> _Texto proporcionado_
==================================================

El mercado ya votó: Christopher Nolan abrió el fin de semana con $264 millones en taquilla global —$124.5 millones domésticos y $139.5 millones internacionales— con su adaptación de La Odisea de Homero, protagonizada por Matt Damon como el rey griego Odiseo.
El resultado no es solo un número de apertura. The Odyssey registró la mayor puntuación de críticos y la mayor puntuación de audiencia de toda la filmografía de Nolan en Rotten Tomatoes, según la fuente. Dos récords en una sola jornada.
El reparto es de primer nivel. Junto a Damon aparecen Anne Hathaway como la reina Penélope, Tom Holland como Telémaco, Robert Pattinson, Zendaya, Charlize Theron y Lupita Nyong'o, entre otros. La trama sigue el viaje de 20 años de Odiseo para regresar a Ítaca tras la Guerra de Troya, enfrentando dioses, monstruos y amenazas humanas y sobrenaturales.
El éxito comercial activó de inmediato la cadena de valor del entretenimiento. Funko anunció la producción de una figura de vinilo Pop! del personaje de Damon. El coleccionable mide 5 pulgadas —una pulgada más que la mayoría de las figuras de la línea—, altura que incluye el penacho del casco. La figura muestra a Odiseo con su armadura griega, espada en mano y la barba entrecana característica del personaje tal como aparece en el filme.
La figura viene en caja con ventana para exhibición. El sitio de Funko la lista como «próximamente», pero los minoristas especializados Entertainment Earth y Big Bad Toy Store ya la tienen en preventa por $14.99. La fecha estimada de disponibilidad es diciembre, de acuerdo con Entertainment Earth. Se espera que el producto llegue también a grandes minoristas en línea y tiendas físicas.
La comparación con The Dark Knight Trilogy es inevitable: Nolan no es un director asociado naturalmente a líneas de juguetes. Que una sola figura de vinilo sea el primer movimiento de merchandising dice algo sobre el tono del proyecto. Pero el mercado tiene su propia lógica: $264 millones en un fin de semana generan demanda de tangibles.
Lectura editorial. Un estreno de esta magnitud ilustra que el entretenimiento de calidad —narrativa clásica, producción de alto nivel, sin concesiones al activismo de moda— sigue siendo el activo más rentable de Hollywood. El libre mercado premia la excelencia: los espectadores pagaron por ver a Homero en pantalla grande, y los coleccionistas pagarán $14.99 por llevarse un pedazo de esa historia a casa. La cadena de valor funciona cuando el producto es bueno. Así de simple.

==================================================

Datos recopilados
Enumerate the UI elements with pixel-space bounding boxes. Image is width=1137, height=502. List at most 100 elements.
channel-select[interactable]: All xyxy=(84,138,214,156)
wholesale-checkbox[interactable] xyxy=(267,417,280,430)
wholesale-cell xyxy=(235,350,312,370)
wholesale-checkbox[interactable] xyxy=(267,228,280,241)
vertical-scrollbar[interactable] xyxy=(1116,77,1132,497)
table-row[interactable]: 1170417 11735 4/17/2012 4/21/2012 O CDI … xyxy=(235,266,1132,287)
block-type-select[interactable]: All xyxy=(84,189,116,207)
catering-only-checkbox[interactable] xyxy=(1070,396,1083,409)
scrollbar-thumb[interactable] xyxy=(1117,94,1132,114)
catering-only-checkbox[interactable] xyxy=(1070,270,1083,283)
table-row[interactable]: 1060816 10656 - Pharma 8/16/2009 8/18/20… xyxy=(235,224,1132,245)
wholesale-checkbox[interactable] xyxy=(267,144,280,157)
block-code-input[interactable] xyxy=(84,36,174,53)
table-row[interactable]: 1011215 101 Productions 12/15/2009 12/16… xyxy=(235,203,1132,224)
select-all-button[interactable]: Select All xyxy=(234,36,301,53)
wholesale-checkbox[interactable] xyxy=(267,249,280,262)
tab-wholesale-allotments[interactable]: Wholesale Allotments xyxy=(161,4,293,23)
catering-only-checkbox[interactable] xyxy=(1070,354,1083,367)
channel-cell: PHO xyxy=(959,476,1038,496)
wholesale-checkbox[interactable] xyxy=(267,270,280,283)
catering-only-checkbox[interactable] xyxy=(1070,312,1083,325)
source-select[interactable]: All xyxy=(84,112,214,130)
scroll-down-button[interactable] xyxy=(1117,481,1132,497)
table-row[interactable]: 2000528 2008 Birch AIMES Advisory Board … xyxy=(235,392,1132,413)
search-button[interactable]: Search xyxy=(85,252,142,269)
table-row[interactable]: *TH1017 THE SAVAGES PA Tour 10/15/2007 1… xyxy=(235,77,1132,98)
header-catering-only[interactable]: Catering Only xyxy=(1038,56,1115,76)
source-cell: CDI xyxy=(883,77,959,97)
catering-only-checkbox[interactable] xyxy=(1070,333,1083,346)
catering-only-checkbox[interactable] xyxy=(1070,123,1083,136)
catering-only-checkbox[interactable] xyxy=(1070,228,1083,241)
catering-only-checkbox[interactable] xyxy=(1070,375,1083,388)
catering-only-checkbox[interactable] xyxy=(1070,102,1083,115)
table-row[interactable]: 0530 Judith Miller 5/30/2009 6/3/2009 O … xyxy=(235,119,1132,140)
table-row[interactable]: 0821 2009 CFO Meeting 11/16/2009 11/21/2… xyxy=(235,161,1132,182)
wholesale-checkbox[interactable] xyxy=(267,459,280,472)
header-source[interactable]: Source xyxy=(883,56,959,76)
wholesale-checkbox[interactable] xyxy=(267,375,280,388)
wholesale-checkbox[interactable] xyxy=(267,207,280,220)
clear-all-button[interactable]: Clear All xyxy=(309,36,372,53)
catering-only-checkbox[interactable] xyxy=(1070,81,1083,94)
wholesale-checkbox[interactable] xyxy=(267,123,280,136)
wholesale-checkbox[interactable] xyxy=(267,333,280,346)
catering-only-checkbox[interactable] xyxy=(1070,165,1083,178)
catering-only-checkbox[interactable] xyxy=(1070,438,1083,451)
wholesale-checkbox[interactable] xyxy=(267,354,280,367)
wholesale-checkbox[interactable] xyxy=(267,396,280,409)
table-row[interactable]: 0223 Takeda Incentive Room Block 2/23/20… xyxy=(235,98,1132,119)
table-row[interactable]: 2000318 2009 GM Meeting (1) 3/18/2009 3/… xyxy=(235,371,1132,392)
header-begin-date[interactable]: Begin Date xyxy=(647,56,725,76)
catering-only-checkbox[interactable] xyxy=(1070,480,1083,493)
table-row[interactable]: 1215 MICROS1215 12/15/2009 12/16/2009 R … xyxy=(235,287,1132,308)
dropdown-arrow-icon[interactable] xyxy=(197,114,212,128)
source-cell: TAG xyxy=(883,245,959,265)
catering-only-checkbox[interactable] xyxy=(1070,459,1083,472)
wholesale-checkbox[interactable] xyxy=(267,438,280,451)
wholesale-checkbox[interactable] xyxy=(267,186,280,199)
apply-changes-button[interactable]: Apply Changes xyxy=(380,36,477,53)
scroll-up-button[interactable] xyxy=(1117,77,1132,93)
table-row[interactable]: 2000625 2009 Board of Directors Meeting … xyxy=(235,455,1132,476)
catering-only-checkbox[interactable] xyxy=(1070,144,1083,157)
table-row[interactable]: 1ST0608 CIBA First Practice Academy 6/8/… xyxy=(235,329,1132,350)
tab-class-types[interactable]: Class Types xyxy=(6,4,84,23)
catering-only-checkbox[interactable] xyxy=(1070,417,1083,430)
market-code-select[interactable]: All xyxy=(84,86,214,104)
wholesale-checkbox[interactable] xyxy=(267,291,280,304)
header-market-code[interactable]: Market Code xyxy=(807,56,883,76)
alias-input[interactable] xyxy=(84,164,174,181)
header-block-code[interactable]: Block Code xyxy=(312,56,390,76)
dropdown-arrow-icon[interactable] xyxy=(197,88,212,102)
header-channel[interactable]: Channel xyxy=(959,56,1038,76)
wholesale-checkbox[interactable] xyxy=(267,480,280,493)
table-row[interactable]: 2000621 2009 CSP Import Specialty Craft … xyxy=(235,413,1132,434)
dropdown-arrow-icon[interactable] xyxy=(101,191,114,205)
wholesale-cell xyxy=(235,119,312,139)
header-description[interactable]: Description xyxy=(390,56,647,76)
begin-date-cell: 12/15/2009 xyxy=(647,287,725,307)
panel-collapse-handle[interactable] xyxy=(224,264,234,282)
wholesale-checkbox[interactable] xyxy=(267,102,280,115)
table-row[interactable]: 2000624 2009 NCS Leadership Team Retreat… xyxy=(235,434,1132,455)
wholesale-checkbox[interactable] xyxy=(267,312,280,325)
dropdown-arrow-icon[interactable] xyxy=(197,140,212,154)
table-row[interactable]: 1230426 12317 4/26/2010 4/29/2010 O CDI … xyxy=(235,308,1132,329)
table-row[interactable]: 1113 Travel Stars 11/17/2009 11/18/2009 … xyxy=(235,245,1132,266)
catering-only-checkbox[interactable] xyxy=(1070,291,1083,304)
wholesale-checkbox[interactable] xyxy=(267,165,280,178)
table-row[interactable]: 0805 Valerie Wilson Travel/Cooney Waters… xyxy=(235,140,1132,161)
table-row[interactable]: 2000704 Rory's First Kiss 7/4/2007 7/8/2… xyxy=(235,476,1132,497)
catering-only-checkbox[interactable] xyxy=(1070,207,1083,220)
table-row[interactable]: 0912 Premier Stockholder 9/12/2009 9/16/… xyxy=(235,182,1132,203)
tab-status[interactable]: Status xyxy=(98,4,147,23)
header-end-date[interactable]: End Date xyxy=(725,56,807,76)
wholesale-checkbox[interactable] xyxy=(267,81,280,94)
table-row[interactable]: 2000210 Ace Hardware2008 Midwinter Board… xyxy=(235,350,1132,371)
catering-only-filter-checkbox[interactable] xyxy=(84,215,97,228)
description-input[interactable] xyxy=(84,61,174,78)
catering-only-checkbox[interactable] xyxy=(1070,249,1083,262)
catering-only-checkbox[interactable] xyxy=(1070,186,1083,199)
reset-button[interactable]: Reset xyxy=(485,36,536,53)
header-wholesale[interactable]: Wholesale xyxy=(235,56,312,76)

==================================================

> _Lo que se pide_
Traduce al inglés, por favor, esta oración del texto proporcionado: «La fecha estimada de disponibilidad es diciembre, de acuerdo con Entertainment Earth.»

> _Resultado_
The estimated availability date is December, according to Entertainment Earth.